• **Short task 1**
For the film review below, decide whether each statement agrees with it: (a) the film's opening includes a movie set where a 1976 student massacre is recreated; (b) the review calls the film more intellectual than experiential; (c) the director in the film plans to interview her subject by telephone. Answer yes or no for each and quote the words of the review that decide it.
------ Source document
There’s only one question you need to ask to kick off your monthly movie club’s discussion of Anocha Suwichakornpong’s new film, “By the Time It Gets Dark,” and it is this: “What even is it?” Pardon our cheek. There’s simply no better way to articulate how utterly and unabashedly odd Suwichakornpong’s movie is, other than to suggest its shared ancestry with films like Leos Carax’s “Holy Motors,” a film that is itself so impossible to describe that referencing it here is likely to only muddy waters that are already clouded enough. Take this neither as censure nor as praise; “By the Time It Gets Dark” is complex, oblique, and so immensely challenging that it’s pretty much impossible to declare it bewildering or brilliant after just one screening.
It’s just that kind of movie, which is to say that its impenetrability is refreshing. Even figuring out how in the hell to synopsize what Suwichakornpong has presented to her audience feels like a positively Herculean burden; “By the Time It Gets Dark” begins to fracture its narratives from its very opening moment, which fixates first on two people touring slowly through a seemingly disused house, to a warehouse movie set where cast and crew labor to recreate the events of the 1976 student massacre at Bangkok’s Thammasat University, to a pair of young people walking in a field together. If that doesn’t sound especially descriptive, be warned that it’s about as much of a preamble as you’re likely to get anywhere, and frankly that’s for the best. “By the Time It Gets Dark” rewards your patience, doubly so if you see it knowing as little about it as possible.
This is for two reasons. One, the film is more experiential than intellectual by nature; it’s a work that must be felt out before it can be thought out. Two, Suwichakornpong makes the most basic pieces of her plot, such as “By the Time It Gets Dark” can be said to have a plot, as clear as day; it’s everything surrounding those lightly traced details that’s tricky to parse. Once the film moves beyond its introductions, it settles into a groove wherein a director (Visra Vichit-Vadakan) and a writer-cum-former activist (Rassami Paoluengtong), travel to a bucolic retreat for the purposes of research and preparation: The former is making a movie about the latter, and as part of her process plans on interviewing her subject via video camera.
------------
• **Short task 2**
Write out the rows starting at the line that contains "- candle-body: [1065, 418, 1071, 429]" and ending at the line that contains "- price-badge: [1402, 487, 1498, 518]", both included, with each line reproduced unchanged.
------ Records to process
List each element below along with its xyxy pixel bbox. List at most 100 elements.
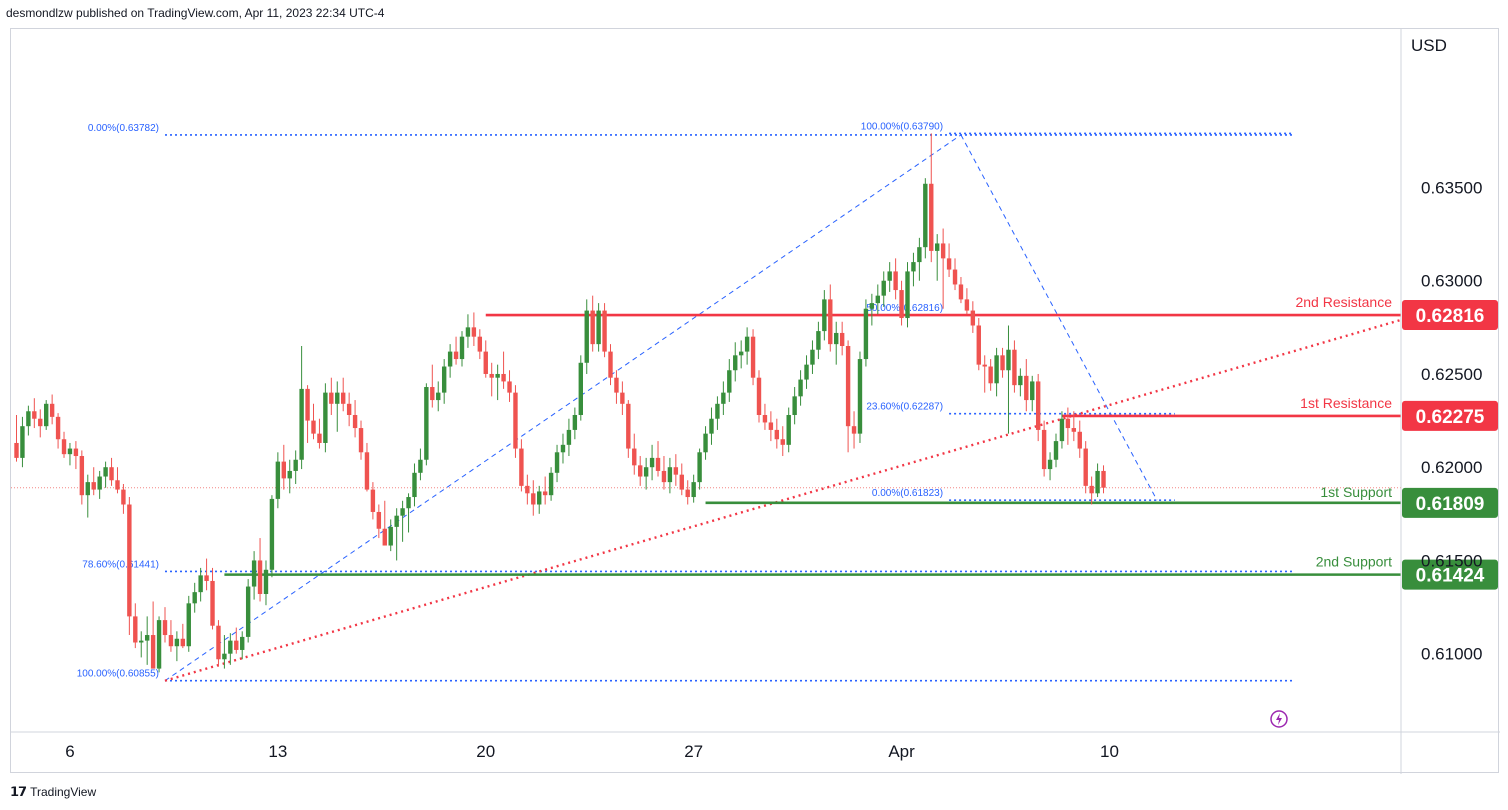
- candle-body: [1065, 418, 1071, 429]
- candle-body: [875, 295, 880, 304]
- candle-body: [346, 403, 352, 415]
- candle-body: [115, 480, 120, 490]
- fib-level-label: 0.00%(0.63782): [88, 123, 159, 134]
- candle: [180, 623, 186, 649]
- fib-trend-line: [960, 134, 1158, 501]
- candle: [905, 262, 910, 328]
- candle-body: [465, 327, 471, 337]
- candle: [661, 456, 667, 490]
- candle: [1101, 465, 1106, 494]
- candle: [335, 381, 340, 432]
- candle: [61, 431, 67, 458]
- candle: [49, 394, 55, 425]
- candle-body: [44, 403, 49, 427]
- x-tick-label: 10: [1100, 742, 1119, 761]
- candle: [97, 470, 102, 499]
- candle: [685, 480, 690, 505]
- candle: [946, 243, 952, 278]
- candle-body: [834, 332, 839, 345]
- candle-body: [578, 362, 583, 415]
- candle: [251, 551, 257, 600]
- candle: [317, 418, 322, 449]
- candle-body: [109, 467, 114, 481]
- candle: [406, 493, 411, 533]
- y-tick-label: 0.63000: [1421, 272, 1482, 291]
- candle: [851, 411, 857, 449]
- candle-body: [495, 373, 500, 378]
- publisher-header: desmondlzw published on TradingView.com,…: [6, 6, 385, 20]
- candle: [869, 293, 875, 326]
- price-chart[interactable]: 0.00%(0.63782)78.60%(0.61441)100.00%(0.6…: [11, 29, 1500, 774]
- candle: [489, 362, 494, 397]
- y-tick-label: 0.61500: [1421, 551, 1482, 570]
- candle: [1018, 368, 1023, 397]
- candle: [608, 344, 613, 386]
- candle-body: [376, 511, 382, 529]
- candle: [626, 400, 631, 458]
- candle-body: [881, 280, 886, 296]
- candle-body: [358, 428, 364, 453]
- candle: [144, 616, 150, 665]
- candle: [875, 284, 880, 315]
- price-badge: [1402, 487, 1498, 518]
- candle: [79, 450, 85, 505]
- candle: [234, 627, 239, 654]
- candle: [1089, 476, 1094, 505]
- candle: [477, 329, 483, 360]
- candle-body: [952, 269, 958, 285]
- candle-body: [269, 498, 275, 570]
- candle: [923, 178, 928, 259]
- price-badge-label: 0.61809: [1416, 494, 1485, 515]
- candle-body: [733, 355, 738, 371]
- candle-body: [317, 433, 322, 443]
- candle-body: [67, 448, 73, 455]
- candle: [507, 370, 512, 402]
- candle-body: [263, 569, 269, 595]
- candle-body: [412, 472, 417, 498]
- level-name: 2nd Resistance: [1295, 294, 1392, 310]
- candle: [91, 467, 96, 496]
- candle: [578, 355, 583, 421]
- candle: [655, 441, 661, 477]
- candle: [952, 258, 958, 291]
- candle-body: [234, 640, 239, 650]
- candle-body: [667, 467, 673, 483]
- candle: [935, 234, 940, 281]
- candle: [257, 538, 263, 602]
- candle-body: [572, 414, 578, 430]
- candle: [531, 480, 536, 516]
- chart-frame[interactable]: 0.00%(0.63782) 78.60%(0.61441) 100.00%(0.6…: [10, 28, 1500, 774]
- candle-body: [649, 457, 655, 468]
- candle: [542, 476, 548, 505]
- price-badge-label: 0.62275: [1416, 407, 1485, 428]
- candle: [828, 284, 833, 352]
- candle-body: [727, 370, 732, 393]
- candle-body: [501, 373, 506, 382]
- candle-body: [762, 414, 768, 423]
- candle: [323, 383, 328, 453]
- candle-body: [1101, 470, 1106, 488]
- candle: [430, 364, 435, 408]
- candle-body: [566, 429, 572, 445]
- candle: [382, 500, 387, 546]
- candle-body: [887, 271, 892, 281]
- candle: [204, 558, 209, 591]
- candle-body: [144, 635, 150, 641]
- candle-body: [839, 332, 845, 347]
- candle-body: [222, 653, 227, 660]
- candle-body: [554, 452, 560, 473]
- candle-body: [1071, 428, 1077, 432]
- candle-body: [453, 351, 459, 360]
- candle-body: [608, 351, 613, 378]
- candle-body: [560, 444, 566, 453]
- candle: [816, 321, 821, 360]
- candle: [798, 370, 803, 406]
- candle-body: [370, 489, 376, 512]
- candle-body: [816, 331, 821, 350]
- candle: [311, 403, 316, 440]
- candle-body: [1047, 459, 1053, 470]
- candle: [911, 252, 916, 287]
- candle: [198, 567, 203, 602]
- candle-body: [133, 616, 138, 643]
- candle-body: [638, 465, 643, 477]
------------
• **Exercise output 1**
(a) Yes: "a warehouse movie set where cast and crew labor to recreate the events of the 1976 student massacre at Bangkok’s Thammasat University"
(b) No: "the film is more experiential than intellectual by nature"
(c) No: "plans on interviewing her subject via video camera"

• **Exercise output 2**
- candle-body: [1065, 418, 1071, 429]
- candle-body: [875, 295, 880, 304]
- candle-body: [346, 403, 352, 415]
- candle-body: [115, 480, 120, 490]
- fib-level-label: 0.00%(0.63782): [88, 123, 159, 134]
- candle: [180, 623, 186, 649]
- fib-trend-line: [960, 134, 1158, 501]
- candle: [905, 262, 910, 328]
- candle-body: [465, 327, 471, 337]
- candle: [661, 456, 667, 490]
- candle: [1101, 465, 1106, 494]
- candle: [335, 381, 340, 432]
- candle: [61, 431, 67, 458]
- candle: [49, 394, 55, 425]
- candle-body: [44, 403, 49, 427]
- x-tick-label: 10: [1100, 742, 1119, 761]
- candle: [97, 470, 102, 499]
- candle: [685, 480, 690, 505]
- candle: [946, 243, 952, 278]
- candle-body: [834, 332, 839, 345]
- candle-body: [578, 362, 583, 415]
- candle: [251, 551, 257, 600]
- candle: [317, 418, 322, 449]
- candle-body: [109, 467, 114, 481]
- candle: [406, 493, 411, 533]
- y-tick-label: 0.63000: [1421, 272, 1482, 291]
- candle: [851, 411, 857, 449]
- candle-body: [495, 373, 500, 378]
- publisher-header: desmondlzw published on TradingView.com,…: [6, 6, 385, 20]
- candle: [869, 293, 875, 326]
- price-chart[interactable]: 0.00%(0.63782)78.60%(0.61441)100.00%(0.6…: [11, 29, 1500, 774]
- candle: [489, 362, 494, 397]
- y-tick-label: 0.61500: [1421, 551, 1482, 570]
- candle: [1018, 368, 1023, 397]
- candle: [608, 344, 613, 386]
- candle-body: [376, 511, 382, 529]
- candle: [626, 400, 631, 458]
- candle-body: [881, 280, 886, 296]
- candle-body: [358, 428, 364, 453]
- candle: [144, 616, 150, 665]
- candle: [875, 284, 880, 315]
- price-badge: [1402, 487, 1498, 518]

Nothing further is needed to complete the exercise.